Give the listing again exactly, omitting its images.

┄┄┄┄┄┄

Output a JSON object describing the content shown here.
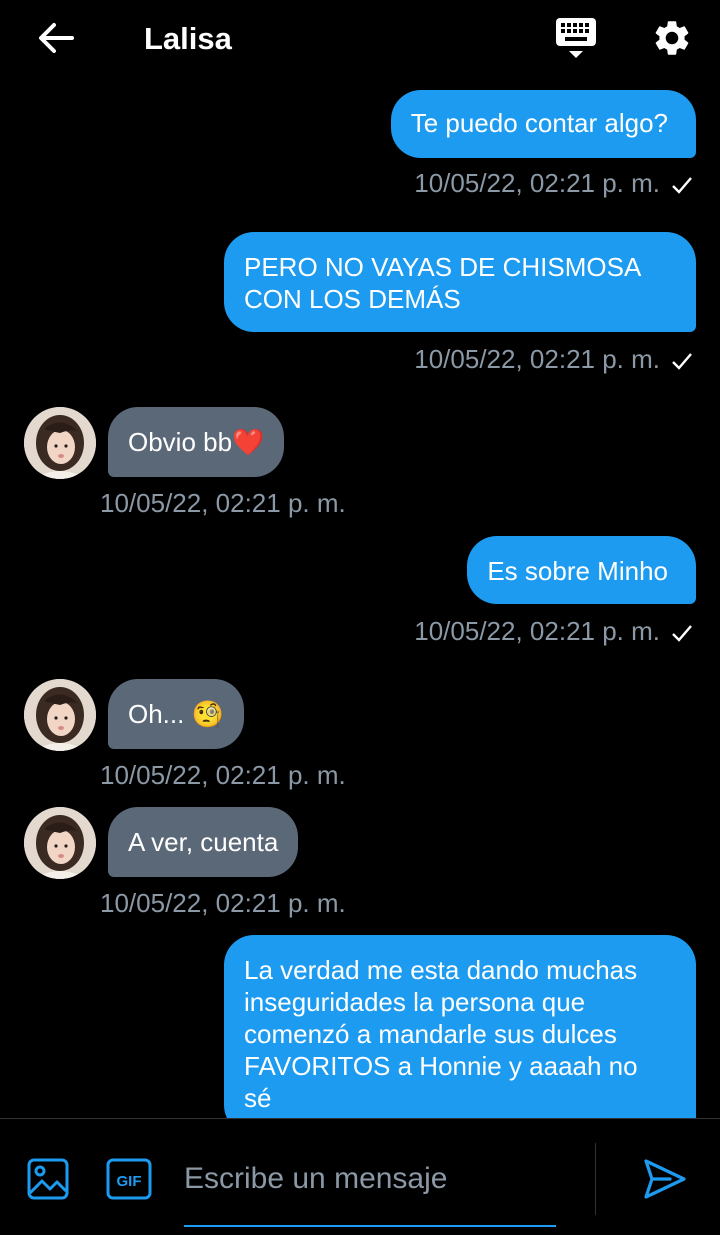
{
  "header": {
    "title": "Lalisa",
    "icons": {
      "back": "arrow-left-icon",
      "keyboard": "keyboard-icon",
      "settings": "gear-icon"
    }
  },
  "messages": [
    {
      "direction": "out",
      "text": "Te puedo contar algo?",
      "time": "10/05/22, 02:21 p. m.",
      "status": "sent"
    },
    {
      "direction": "out",
      "text": "PERO NO VAYAS DE CHISMOSA CON LOS DEMÁS",
      "time": "10/05/22, 02:21 p. m.",
      "status": "sent"
    },
    {
      "direction": "in",
      "text": "Obvio bb❤️",
      "time": "10/05/22, 02:21 p. m."
    },
    {
      "direction": "out",
      "text": "Es sobre Minho",
      "time": "10/05/22, 02:21 p. m.",
      "status": "sent"
    },
    {
      "direction": "in",
      "text": "Oh... 🧐",
      "time": "10/05/22, 02:21 p. m."
    },
    {
      "direction": "in",
      "text": "A ver, cuenta",
      "time": "10/05/22, 02:21 p. m."
    },
    {
      "direction": "out",
      "text": "La verdad me esta dando muchas inseguridades la persona que comenzó a mandarle sus dulces FAVORITOS a Honnie  y aaaah no sé",
      "time": "",
      "status": ""
    }
  ],
  "composer": {
    "placeholder": "Escribe un mensaje",
    "value": "",
    "gif_label": "GIF"
  },
  "colors": {
    "accent": "#1d9bf0",
    "incoming_bubble": "#5b6878",
    "meta_text": "#8b98a5",
    "background": "#000000"
  }
}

┄┄┄┄┄┄

• Solution for this task:
Output a JSON object describing the content shown here.
{
  "header": {
    "title": "Lalisa",
    "icons": {
      "back": "arrow-left-icon",
      "keyboard": "keyboard-icon",
      "settings": "gear-icon"
    }
  },
  "messages": [
    {
      "direction": "out",
      "text": "Te puedo contar algo?",
      "time": "10/05/22, 02:21 p. m.",
      "status": "sent"
    },
    {
      "direction": "out",
      "text": "PERO NO VAYAS DE CHISMOSA CON LOS DEMÁS",
      "time": "10/05/22, 02:21 p. m.",
      "status": "sent"
    },
    {
      "direction": "in",
      "text": "Obvio bb❤️",
      "time": "10/05/22, 02:21 p. m."
    },
    {
      "direction": "out",
      "text": "Es sobre Minho",
      "time": "10/05/22, 02:21 p. m.",
      "status": "sent"
    },
    {
      "direction": "in",
      "text": "Oh... 🧐",
      "time": "10/05/22, 02:21 p. m."
    },
    {
      "direction": "in",
      "text": "A ver, cuenta",
      "time": "10/05/22, 02:21 p. m."
    },
    {
      "direction": "out",
      "text": "La verdad me esta dando muchas inseguridades la persona que comenzó a mandarle sus dulces FAVORITOS a Honnie  y aaaah no sé",
      "time": "",
      "status": ""
    }
  ],
  "composer": {
    "placeholder": "Escribe un mensaje",
    "value": "",
    "gif_label": "GIF"
  },
  "colors": {
    "accent": "#1d9bf0",
    "incoming_bubble": "#5b6878",
    "meta_text": "#8b98a5",
    "background": "#000000"
  }
}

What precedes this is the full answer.